Your goal
Rewrite the rows from the start through the line containing "x-tick-label: 10 xyxy=(681,315,689,322)", replacing "row-index-bg" with "row-index-background" and keeping everything else the same.
————————
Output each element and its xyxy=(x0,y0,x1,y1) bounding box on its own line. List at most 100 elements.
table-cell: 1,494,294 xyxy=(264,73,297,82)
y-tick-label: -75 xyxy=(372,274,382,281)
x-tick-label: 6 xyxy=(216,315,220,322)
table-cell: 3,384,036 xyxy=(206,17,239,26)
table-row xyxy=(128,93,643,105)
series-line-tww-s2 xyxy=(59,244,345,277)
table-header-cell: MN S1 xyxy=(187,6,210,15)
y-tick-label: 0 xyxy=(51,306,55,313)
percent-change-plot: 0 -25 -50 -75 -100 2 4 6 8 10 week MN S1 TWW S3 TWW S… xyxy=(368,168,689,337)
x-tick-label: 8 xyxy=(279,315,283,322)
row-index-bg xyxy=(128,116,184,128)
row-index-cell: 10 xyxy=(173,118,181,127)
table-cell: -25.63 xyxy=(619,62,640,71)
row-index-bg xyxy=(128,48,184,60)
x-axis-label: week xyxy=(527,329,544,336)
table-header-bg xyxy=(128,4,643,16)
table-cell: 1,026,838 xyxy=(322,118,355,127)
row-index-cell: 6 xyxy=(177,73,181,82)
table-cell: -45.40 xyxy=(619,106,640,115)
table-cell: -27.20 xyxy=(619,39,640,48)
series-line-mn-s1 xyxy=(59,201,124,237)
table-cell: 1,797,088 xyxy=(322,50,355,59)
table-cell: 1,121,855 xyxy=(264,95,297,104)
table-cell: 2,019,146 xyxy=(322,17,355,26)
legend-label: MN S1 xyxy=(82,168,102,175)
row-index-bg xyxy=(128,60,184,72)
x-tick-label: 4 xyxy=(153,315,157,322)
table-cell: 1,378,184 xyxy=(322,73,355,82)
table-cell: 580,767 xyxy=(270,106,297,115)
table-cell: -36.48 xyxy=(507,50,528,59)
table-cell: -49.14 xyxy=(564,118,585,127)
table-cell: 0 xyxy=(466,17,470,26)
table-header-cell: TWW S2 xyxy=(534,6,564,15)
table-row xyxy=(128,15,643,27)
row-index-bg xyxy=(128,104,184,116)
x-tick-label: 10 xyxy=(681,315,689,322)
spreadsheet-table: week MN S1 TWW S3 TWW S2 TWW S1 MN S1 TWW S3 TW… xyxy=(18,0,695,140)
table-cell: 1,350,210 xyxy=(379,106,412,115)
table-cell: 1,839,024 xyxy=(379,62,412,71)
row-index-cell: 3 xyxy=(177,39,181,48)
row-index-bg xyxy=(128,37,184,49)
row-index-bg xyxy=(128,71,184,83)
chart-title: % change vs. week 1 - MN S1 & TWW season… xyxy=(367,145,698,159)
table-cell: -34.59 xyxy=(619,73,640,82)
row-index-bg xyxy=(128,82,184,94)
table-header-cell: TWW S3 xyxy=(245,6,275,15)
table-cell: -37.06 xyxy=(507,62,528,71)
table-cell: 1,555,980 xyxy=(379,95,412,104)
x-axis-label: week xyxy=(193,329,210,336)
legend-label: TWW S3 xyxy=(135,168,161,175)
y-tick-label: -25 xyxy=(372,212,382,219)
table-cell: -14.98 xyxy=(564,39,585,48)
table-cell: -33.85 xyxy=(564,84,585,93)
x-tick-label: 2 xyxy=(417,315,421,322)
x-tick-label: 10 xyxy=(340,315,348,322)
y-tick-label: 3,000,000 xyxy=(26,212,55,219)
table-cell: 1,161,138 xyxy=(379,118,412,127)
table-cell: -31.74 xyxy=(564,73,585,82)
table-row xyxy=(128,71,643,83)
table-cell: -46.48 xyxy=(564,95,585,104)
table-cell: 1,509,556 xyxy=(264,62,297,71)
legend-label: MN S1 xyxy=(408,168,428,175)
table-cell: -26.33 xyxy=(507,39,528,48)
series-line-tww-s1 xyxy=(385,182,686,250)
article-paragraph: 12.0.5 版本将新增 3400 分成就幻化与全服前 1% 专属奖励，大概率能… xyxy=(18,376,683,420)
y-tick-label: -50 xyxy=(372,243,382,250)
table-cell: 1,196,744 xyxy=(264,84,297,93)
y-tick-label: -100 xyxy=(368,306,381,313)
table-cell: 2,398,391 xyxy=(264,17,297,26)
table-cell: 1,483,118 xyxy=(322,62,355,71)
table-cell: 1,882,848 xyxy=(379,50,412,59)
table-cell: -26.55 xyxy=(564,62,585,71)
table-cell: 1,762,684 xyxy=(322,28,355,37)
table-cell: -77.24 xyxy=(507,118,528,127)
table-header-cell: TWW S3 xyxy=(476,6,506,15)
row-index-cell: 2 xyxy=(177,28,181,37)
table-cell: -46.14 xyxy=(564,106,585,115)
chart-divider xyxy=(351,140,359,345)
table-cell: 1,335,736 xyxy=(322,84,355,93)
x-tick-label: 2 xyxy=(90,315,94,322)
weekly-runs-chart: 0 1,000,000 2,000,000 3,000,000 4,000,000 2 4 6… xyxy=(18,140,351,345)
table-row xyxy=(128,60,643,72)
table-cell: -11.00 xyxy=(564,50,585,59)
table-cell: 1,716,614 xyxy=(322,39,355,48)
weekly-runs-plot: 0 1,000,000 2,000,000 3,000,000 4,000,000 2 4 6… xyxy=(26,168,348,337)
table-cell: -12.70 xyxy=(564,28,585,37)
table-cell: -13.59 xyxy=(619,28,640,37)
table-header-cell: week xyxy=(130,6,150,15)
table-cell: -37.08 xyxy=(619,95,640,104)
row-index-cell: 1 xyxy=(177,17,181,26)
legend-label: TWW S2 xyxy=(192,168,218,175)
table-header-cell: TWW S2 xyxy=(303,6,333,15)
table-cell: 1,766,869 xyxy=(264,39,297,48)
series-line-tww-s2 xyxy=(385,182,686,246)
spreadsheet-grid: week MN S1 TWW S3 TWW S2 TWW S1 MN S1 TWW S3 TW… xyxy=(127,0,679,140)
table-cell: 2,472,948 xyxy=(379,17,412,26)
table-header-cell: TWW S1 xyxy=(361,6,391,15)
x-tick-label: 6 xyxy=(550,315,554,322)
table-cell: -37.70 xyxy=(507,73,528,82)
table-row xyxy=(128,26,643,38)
————————
Final result
Output each element and its xyxy=(x0,y0,x1,y1) bounding box on its own line. List at most 100 elements.
table-cell: 1,494,294 xyxy=(264,73,297,82)
y-tick-label: -75 xyxy=(372,274,382,281)
x-tick-label: 6 xyxy=(216,315,220,322)
table-cell: 3,384,036 xyxy=(206,17,239,26)
table-row xyxy=(128,93,643,105)
series-line-tww-s2 xyxy=(59,244,345,277)
table-header-cell: MN S1 xyxy=(187,6,210,15)
y-tick-label: 0 xyxy=(51,306,55,313)
percent-change-plot: 0 -25 -50 -75 -100 2 4 6 8 10 week MN S1 TWW S3 TWW S… xyxy=(368,168,689,337)
x-tick-label: 8 xyxy=(279,315,283,322)
row-index-background xyxy=(128,116,184,128)
row-index-cell: 10 xyxy=(173,118,181,127)
table-cell: -25.63 xyxy=(619,62,640,71)
row-index-background xyxy=(128,48,184,60)
x-axis-label: week xyxy=(527,329,544,336)
table-header-bg xyxy=(128,4,643,16)
table-cell: 1,026,838 xyxy=(322,118,355,127)
row-index-cell: 6 xyxy=(177,73,181,82)
table-cell: -45.40 xyxy=(619,106,640,115)
table-cell: -27.20 xyxy=(619,39,640,48)
series-line-mn-s1 xyxy=(59,201,124,237)
table-cell: 1,797,088 xyxy=(322,50,355,59)
table-cell: 1,121,855 xyxy=(264,95,297,104)
table-cell: 2,019,146 xyxy=(322,17,355,26)
legend-label: MN S1 xyxy=(82,168,102,175)
row-index-background xyxy=(128,60,184,72)
x-tick-label: 4 xyxy=(153,315,157,322)
table-cell: 1,378,184 xyxy=(322,73,355,82)
table-cell: 580,767 xyxy=(270,106,297,115)
table-cell: -36.48 xyxy=(507,50,528,59)
table-cell: -49.14 xyxy=(564,118,585,127)
table-cell: 0 xyxy=(466,17,470,26)
table-header-cell: TWW S2 xyxy=(534,6,564,15)
table-row xyxy=(128,15,643,27)
row-index-background xyxy=(128,104,184,116)
x-tick-label: 10 xyxy=(681,315,689,322)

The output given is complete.